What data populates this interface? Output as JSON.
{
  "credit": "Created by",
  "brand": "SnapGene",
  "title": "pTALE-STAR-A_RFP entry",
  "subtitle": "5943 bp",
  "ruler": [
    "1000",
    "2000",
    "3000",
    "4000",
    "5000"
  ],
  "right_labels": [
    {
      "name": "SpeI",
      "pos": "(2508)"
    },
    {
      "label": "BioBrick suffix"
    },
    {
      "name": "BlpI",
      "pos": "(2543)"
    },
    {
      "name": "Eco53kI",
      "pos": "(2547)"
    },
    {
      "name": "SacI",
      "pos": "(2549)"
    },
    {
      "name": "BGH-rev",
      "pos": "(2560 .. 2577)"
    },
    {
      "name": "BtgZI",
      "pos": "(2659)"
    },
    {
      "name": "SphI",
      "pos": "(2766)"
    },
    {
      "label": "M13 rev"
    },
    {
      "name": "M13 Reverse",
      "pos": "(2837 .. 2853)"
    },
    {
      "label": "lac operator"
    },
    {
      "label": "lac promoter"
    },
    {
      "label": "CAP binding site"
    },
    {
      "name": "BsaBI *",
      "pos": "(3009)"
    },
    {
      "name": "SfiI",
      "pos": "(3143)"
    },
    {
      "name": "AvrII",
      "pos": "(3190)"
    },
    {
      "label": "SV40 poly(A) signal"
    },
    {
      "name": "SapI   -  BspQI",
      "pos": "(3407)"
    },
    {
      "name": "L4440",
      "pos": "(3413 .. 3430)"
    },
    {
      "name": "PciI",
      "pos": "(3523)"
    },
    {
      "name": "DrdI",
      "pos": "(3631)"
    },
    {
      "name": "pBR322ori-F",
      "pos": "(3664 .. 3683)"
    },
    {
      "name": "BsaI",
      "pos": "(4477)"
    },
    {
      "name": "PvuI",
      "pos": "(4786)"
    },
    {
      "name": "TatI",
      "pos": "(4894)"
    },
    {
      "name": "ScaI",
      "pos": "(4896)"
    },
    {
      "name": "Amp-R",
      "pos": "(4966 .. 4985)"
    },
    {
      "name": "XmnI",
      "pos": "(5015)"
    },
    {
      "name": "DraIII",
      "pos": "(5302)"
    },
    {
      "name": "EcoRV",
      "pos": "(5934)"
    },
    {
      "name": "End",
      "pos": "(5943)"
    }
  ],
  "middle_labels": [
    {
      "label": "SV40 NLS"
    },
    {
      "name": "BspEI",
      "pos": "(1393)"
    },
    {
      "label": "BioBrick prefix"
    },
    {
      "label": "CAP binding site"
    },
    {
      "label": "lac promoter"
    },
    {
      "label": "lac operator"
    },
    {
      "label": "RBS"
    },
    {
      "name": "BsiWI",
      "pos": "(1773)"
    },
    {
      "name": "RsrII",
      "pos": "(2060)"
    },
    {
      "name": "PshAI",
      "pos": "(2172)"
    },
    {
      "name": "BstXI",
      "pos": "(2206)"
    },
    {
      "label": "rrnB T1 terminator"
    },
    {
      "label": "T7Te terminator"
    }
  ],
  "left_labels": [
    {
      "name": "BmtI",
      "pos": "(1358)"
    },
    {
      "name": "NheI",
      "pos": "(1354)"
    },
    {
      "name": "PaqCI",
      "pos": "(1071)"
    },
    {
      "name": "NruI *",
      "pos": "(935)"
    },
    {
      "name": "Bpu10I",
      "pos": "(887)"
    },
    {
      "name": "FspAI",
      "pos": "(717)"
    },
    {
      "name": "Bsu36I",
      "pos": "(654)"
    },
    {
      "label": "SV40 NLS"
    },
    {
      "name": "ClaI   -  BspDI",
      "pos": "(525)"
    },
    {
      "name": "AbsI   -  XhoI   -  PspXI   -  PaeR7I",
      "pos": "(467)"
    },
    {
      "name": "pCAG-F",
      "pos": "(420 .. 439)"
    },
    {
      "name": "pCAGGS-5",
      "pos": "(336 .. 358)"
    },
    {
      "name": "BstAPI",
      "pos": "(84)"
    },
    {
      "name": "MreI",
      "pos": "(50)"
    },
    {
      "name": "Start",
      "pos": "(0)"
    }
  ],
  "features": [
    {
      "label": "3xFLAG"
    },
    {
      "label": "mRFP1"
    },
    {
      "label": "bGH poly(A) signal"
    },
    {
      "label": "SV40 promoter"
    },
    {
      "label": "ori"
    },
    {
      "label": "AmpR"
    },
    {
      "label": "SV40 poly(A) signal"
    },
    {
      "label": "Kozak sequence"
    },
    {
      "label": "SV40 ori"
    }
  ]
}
::::::::
• **GOAL**
Each record above should be repeated exactly as it appears.

• **EXERCISE ANSWER**
What data populates this interface? Output as JSON.
{
  "credit": "Created by",
  "brand": "SnapGene",
  "title": "pTALE-STAR-A_RFP entry",
  "subtitle": "5943 bp",
  "ruler": [
    "1000",
    "2000",
    "3000",
    "4000",
    "5000"
  ],
  "right_labels": [
    {
      "name": "SpeI",
      "pos": "(2508)"
    },
    {
      "label": "BioBrick suffix"
    },
    {
      "name": "BlpI",
      "pos": "(2543)"
    },
    {
      "name": "Eco53kI",
      "pos": "(2547)"
    },
    {
      "name": "SacI",
      "pos": "(2549)"
    },
    {
      "name": "BGH-rev",
      "pos": "(2560 .. 2577)"
    },
    {
      "name": "BtgZI",
      "pos": "(2659)"
    },
    {
      "name": "SphI",
      "pos": "(2766)"
    },
    {
      "label": "M13 rev"
    },
    {
      "name": "M13 Reverse",
      "pos": "(2837 .. 2853)"
    },
    {
      "label": "lac operator"
    },
    {
      "label": "lac promoter"
    },
    {
      "label": "CAP binding site"
    },
    {
      "name": "BsaBI *",
      "pos": "(3009)"
    },
    {
      "name": "SfiI",
      "pos": "(3143)"
    },
    {
      "name": "AvrII",
      "pos": "(3190)"
    },
    {
      "label": "SV40 poly(A) signal"
    },
    {
      "name": "SapI   -  BspQI",
      "pos": "(3407)"
    },
    {
      "name": "L4440",
      "pos": "(3413 .. 3430)"
    },
    {
      "name": "PciI",
      "pos": "(3523)"
    },
    {
      "name": "DrdI",
      "pos": "(3631)"
    },
    {
      "name": "pBR322ori-F",
      "pos": "(3664 .. 3683)"
    },
    {
      "name": "BsaI",
      "pos": "(4477)"
    },
    {
      "name": "PvuI",
      "pos": "(4786)"
    },
    {
      "name": "TatI",
      "pos": "(4894)"
    },
    {
      "name": "ScaI",
      "pos": "(4896)"
    },
    {
      "name": "Amp-R",
      "pos": "(4966 .. 4985)"
    },
    {
      "name": "XmnI",
      "pos": "(5015)"
    },
    {
      "name": "DraIII",
      "pos": "(5302)"
    },
    {
      "name": "EcoRV",
      "pos": "(5934)"
    },
    {
      "name": "End",
      "pos": "(5943)"
    }
  ],
  "middle_labels": [
    {
      "label": "SV40 NLS"
    },
    {
      "name": "BspEI",
      "pos": "(1393)"
    },
    {
      "label": "BioBrick prefix"
    },
    {
      "label": "CAP binding site"
    },
    {
      "label": "lac promoter"
    },
    {
      "label": "lac operator"
    },
    {
      "label": "RBS"
    },
    {
      "name": "BsiWI",
      "pos": "(1773)"
    },
    {
      "name": "RsrII",
      "pos": "(2060)"
    },
    {
      "name": "PshAI",
      "pos": "(2172)"
    },
    {
      "name": "BstXI",
      "pos": "(2206)"
    },
    {
      "label": "rrnB T1 terminator"
    },
    {
      "label": "T7Te terminator"
    }
  ],
  "left_labels": [
    {
      "name": "BmtI",
      "pos": "(1358)"
    },
    {
      "name": "NheI",
      "pos": "(1354)"
    },
    {
      "name": "PaqCI",
      "pos": "(1071)"
    },
    {
      "name": "NruI *",
      "pos": "(935)"
    },
    {
      "name": "Bpu10I",
      "pos": "(887)"
    },
    {
      "name": "FspAI",
      "pos": "(717)"
    },
    {
      "name": "Bsu36I",
      "pos": "(654)"
    },
    {
      "label": "SV40 NLS"
    },
    {
      "name": "ClaI   -  BspDI",
      "pos": "(525)"
    },
    {
      "name": "AbsI   -  XhoI   -  PspXI   -  PaeR7I",
      "pos": "(467)"
    },
    {
      "name": "pCAG-F",
      "pos": "(420 .. 439)"
    },
    {
      "name": "pCAGGS-5",
      "pos": "(336 .. 358)"
    },
    {
      "name": "BstAPI",
      "pos": "(84)"
    },
    {
      "name": "MreI",
      "pos": "(50)"
    },
    {
      "name": "Start",
      "pos": "(0)"
    }
  ],
  "features": [
    {
      "label": "3xFLAG"
    },
    {
      "label": "mRFP1"
    },
    {
      "label": "bGH poly(A) signal"
    },
    {
      "label": "SV40 promoter"
    },
    {
      "label": "ori"
    },
    {
      "label": "AmpR"
    },
    {
      "label": "SV40 poly(A) signal"
    },
    {
      "label": "Kozak sequence"
    },
    {
      "label": "SV40 ori"
    }
  ]
}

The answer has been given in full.